課題の詳細: 行政の不妊支援に関する論文情報は概要の途中で終わっています。その最後の文の後から続きを書いてもらえますか?

抜粋した文章:
● ● ● ● ●
論文

基本情報

氏名 佐々木 直美
氏名(カナ) ササキ ナオミ
氏名(英語) SASAKI Naomi

タイトル

行政における不妊支援の利用に関連する要因 : 不妊に悩む女性の経験と対処に着目して

単著・共著の区分

共著

誌名

日本生殖心理学会誌

10

1

ページ

14-21

発行年月

2024

著者

石村 美由紀, 佐々木 直美

査読の有無

[査読有り]

記述言語

日本語

概要

不妊に悩む女性の経験と対処に着目して、行政における不妊支援の利用に関連する要因を明らかにしていくことを目的とし、全国に居住する不妊に悩む20歳以上49歳以下の既婚女性を対象に無記名式のWebアンケート調査を実施した。質問内容は、不妊の辛さ、不妊の悩み・疑問といった「不妊の経験」と、相談相手、最初に行った対処、インターネット利用、医療機関受診といった「不妊に対する対処」、そして「行政における不妊支援の利用」とした。倫理的配慮として、Webアンケートの冒頭の告知文にて研究の趣旨、研究参加の自由意思の尊重、研究撤回の自由、個人情報保護などを説明し、所属施設の研究倫理委員会の承認を得て実施した。有効回答は521名(有効回答率88.2%)であった。
● ● ● ● ●
提供された記録:
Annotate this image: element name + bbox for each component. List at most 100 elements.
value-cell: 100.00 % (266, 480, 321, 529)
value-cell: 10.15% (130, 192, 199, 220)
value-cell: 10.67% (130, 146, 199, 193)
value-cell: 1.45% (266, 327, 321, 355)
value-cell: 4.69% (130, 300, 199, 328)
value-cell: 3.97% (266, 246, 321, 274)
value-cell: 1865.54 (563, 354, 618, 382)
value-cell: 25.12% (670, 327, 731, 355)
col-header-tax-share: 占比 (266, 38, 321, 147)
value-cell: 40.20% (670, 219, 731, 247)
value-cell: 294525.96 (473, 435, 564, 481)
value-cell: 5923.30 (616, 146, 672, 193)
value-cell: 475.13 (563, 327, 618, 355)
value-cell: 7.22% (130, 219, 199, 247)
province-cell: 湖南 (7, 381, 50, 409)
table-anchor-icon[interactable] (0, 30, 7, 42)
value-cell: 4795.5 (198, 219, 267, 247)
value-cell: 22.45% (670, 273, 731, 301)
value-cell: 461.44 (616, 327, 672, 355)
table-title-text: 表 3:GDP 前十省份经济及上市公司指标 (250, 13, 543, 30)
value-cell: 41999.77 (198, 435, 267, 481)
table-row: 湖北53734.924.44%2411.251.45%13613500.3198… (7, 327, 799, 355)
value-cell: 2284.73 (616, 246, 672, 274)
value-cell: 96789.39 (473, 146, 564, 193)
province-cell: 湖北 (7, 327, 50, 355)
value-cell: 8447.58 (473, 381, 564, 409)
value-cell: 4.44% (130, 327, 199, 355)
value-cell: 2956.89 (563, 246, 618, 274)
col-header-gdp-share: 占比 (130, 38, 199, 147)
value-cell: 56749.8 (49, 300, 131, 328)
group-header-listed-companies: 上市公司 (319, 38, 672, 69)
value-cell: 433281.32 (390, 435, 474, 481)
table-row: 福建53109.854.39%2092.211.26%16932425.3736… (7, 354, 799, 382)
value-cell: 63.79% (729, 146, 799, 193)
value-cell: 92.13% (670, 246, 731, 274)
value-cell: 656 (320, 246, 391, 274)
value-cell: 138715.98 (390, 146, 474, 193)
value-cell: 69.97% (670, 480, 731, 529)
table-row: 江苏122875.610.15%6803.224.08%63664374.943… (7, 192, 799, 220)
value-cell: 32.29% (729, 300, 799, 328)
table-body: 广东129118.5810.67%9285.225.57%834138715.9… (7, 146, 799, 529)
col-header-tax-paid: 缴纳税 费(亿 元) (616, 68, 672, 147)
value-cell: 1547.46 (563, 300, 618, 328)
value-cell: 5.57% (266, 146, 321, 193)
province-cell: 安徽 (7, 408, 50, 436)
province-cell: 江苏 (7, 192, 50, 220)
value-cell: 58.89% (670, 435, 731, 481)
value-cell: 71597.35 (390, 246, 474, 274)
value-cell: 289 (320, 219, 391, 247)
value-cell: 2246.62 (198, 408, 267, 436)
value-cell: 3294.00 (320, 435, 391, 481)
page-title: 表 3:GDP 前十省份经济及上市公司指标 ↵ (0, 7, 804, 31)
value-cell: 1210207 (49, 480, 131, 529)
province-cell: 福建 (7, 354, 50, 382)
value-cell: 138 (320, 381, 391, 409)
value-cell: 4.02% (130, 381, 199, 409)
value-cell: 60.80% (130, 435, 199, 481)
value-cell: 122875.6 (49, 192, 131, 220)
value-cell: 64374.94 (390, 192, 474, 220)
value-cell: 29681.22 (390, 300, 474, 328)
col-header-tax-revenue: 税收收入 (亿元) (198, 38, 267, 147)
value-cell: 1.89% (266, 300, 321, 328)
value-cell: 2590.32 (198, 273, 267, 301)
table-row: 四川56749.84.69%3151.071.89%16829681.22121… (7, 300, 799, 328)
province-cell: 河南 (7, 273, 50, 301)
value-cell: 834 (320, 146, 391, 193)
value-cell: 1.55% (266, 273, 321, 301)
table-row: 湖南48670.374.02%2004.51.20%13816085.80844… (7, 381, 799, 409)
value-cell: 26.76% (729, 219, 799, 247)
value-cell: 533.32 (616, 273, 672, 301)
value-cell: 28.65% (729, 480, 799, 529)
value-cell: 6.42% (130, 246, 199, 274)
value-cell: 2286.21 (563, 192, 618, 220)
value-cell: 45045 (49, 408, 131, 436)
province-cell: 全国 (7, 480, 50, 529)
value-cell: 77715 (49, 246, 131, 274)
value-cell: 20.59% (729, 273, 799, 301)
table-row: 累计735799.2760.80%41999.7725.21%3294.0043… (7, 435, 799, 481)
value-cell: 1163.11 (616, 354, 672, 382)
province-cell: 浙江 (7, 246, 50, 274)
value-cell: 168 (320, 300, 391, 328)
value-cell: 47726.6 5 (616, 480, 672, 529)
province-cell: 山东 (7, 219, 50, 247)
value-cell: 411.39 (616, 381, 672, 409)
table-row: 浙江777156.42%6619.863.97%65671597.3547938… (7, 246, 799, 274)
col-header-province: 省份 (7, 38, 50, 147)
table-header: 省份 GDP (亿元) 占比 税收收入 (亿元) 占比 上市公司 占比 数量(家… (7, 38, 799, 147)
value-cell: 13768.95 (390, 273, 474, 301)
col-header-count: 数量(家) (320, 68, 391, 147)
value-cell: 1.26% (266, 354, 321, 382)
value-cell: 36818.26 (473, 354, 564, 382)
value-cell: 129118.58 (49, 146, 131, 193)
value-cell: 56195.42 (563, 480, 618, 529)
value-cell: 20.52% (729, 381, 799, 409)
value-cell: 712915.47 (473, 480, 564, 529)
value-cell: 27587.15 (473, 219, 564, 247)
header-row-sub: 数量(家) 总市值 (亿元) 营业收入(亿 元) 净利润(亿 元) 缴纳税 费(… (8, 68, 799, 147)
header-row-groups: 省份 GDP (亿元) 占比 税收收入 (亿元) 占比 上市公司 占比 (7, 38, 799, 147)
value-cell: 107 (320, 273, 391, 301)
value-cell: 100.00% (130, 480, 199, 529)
● ● ● ● ●
解答:
行政における不妊支援を利用したことがある者は85名(16.3%)と1割程度だったが、実際に利用した不妊女性は、行政における不妊支援によって問題を解決するための情報や知識に関しては76.4%、情緒・心理的サポートに関しては68.2%の者が、得ることができたと評価していた。さらに70.6%の者が機会と必要性があればまた利用したいと思っており、ニーズが高い不妊支援であることが明らかになった。不妊の悩み・疑問に関しても、行政における不妊支援を利用した者は、「不妊の疑い」などの不妊であるが故の悩み・疑問や、「不妊症・不育症の検査・治療に関する知識・情報」などの不妊治療に関する悩み・疑問が有意に少ないことが明らかになった。行政における不妊支援が不妊の悩み・疑問を解消することに有効である可能性がある。
行政における不妊支援には相談事業のみならず、不妊症・治療に関する医学的知識・情報の提供や講演会、交流会など様々な支援があるため、行政における不妊支援の幅広い支援内容と支援効果を周知し、不妊に悩む人が利用しやすい体制を構築する必要がある。